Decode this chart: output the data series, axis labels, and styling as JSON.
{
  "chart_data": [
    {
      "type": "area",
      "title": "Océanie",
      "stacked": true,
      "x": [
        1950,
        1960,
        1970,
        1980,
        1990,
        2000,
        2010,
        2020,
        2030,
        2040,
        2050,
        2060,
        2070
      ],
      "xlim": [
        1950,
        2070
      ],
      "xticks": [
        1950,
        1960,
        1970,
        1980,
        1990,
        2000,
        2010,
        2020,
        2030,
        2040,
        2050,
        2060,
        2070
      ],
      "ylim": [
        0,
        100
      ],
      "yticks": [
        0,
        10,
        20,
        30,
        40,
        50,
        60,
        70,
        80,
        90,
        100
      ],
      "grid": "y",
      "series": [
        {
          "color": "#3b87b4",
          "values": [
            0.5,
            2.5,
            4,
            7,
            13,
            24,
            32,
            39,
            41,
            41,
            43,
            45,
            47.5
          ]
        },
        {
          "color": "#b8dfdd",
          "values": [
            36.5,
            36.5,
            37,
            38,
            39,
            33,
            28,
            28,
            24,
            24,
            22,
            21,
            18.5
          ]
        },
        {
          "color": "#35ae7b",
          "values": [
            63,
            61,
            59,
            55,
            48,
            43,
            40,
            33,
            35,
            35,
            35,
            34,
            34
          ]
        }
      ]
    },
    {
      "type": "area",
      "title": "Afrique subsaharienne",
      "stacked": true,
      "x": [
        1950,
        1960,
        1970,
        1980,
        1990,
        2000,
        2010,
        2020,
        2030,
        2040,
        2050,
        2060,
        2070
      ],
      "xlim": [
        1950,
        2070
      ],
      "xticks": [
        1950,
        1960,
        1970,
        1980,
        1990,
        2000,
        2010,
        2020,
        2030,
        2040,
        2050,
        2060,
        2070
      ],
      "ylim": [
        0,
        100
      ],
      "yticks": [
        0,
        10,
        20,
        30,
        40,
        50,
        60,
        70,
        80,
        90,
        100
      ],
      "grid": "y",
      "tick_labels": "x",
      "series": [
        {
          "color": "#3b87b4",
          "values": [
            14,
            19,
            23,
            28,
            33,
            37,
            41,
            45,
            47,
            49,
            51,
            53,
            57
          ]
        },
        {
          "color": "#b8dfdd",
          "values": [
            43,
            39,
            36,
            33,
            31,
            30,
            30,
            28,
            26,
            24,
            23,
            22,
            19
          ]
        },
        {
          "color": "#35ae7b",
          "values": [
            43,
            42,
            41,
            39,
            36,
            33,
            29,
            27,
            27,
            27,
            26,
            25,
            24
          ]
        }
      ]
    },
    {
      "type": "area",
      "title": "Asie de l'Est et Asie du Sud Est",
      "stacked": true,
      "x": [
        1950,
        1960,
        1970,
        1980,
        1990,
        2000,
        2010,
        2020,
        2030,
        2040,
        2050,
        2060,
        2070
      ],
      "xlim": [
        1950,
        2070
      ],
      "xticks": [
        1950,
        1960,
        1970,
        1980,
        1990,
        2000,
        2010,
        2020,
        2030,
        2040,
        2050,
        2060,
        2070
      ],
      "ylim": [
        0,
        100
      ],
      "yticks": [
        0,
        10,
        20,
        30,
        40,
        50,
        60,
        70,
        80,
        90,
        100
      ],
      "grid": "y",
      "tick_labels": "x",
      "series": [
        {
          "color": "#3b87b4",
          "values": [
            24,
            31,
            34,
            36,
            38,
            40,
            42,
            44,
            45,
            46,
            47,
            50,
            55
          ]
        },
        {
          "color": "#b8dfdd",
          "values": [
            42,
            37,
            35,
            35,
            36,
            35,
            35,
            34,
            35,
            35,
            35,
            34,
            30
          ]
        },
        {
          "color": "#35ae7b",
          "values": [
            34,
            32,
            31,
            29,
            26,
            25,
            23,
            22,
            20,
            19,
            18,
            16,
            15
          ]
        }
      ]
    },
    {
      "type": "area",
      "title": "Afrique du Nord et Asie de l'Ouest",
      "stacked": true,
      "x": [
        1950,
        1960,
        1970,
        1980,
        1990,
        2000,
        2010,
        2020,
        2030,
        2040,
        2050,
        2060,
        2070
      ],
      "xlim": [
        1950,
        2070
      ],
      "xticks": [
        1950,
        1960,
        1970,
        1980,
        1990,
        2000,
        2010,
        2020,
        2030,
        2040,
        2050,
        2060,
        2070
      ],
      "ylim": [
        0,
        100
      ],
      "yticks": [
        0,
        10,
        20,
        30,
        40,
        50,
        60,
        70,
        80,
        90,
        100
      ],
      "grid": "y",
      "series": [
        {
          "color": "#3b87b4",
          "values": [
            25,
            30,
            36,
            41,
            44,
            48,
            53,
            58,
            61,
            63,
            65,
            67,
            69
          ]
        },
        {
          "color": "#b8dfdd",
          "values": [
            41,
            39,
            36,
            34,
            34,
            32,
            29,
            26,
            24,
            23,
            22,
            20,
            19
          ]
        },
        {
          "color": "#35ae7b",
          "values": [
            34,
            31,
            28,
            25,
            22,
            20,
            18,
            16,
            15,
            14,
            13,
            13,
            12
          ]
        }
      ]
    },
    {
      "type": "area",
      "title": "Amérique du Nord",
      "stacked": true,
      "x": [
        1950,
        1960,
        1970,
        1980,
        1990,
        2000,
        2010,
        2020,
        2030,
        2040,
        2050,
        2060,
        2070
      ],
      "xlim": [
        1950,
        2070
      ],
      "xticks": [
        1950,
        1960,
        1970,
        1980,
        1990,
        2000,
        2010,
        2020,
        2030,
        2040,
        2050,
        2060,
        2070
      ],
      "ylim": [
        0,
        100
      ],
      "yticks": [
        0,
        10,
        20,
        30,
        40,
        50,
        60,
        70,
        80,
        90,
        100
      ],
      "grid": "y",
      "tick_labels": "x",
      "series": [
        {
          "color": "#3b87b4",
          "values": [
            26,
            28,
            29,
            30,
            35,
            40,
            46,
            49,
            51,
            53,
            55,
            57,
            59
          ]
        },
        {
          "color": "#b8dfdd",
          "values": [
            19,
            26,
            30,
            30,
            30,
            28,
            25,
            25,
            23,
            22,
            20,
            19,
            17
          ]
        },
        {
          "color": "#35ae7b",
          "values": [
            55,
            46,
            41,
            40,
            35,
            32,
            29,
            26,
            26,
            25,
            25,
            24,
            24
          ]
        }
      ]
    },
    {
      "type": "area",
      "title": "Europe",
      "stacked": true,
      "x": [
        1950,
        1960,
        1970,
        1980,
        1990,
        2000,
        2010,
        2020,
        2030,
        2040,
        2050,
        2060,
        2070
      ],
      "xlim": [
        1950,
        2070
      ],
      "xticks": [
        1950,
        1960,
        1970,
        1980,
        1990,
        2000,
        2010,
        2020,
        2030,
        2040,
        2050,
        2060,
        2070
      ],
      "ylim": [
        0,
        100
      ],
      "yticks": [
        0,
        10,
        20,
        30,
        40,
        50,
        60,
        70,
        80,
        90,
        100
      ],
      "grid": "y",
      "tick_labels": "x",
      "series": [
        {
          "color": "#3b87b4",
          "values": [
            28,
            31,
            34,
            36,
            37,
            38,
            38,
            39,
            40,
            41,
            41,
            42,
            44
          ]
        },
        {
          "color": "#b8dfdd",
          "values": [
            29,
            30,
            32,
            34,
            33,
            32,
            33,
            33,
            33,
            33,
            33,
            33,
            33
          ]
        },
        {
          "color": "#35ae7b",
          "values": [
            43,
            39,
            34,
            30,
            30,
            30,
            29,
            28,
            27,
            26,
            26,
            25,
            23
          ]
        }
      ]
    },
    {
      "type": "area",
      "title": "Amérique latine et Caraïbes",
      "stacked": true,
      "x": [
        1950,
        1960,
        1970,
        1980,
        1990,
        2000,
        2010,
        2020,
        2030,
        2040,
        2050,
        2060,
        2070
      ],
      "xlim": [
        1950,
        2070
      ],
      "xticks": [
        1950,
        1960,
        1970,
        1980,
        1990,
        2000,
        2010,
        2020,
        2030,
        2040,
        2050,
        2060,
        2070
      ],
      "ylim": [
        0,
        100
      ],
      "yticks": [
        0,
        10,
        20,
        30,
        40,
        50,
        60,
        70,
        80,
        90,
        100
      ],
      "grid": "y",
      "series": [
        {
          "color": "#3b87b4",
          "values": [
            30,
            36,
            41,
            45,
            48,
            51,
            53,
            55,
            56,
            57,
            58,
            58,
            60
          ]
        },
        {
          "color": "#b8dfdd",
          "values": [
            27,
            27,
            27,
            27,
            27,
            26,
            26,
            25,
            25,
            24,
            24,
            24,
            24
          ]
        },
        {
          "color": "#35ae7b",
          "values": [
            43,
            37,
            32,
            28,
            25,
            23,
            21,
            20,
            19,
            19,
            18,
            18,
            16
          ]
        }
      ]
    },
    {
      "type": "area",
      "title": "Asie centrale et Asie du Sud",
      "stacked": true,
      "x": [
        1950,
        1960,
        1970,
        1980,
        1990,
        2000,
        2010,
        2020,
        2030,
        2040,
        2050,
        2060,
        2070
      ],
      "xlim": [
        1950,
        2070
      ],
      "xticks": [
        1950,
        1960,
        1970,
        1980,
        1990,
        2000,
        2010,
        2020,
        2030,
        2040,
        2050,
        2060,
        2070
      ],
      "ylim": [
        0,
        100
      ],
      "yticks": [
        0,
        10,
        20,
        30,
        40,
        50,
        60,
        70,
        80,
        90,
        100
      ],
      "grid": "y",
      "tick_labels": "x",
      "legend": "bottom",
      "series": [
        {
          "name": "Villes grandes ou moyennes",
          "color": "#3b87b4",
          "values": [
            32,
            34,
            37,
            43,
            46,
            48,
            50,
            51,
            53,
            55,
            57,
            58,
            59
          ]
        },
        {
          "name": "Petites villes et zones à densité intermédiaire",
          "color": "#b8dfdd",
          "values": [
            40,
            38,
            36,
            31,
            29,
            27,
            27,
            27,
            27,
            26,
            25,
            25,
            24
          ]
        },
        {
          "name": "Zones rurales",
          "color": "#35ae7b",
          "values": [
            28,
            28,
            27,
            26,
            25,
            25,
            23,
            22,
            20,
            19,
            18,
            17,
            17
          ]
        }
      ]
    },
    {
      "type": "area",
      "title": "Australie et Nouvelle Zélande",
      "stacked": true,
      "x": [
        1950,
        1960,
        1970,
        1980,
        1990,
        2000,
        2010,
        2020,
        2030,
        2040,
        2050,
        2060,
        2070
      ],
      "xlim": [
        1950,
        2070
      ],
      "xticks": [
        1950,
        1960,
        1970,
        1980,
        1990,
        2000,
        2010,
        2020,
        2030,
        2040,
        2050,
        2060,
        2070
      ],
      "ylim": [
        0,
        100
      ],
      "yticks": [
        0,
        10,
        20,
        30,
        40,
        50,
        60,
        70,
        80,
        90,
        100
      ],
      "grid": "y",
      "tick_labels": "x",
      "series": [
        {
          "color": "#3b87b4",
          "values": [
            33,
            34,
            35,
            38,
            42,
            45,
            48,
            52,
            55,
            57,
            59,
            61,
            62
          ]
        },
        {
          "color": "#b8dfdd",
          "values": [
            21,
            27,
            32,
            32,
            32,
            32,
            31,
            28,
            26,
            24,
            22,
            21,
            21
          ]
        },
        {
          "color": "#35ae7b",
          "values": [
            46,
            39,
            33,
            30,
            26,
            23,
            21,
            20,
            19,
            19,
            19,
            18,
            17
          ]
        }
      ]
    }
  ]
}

Required work: From the records above, copy every line that holds the word "Nord".

Complete answer:
      "title": "Afrique du Nord et Asie de l'Ouest",
      "title": "Amérique du Nord",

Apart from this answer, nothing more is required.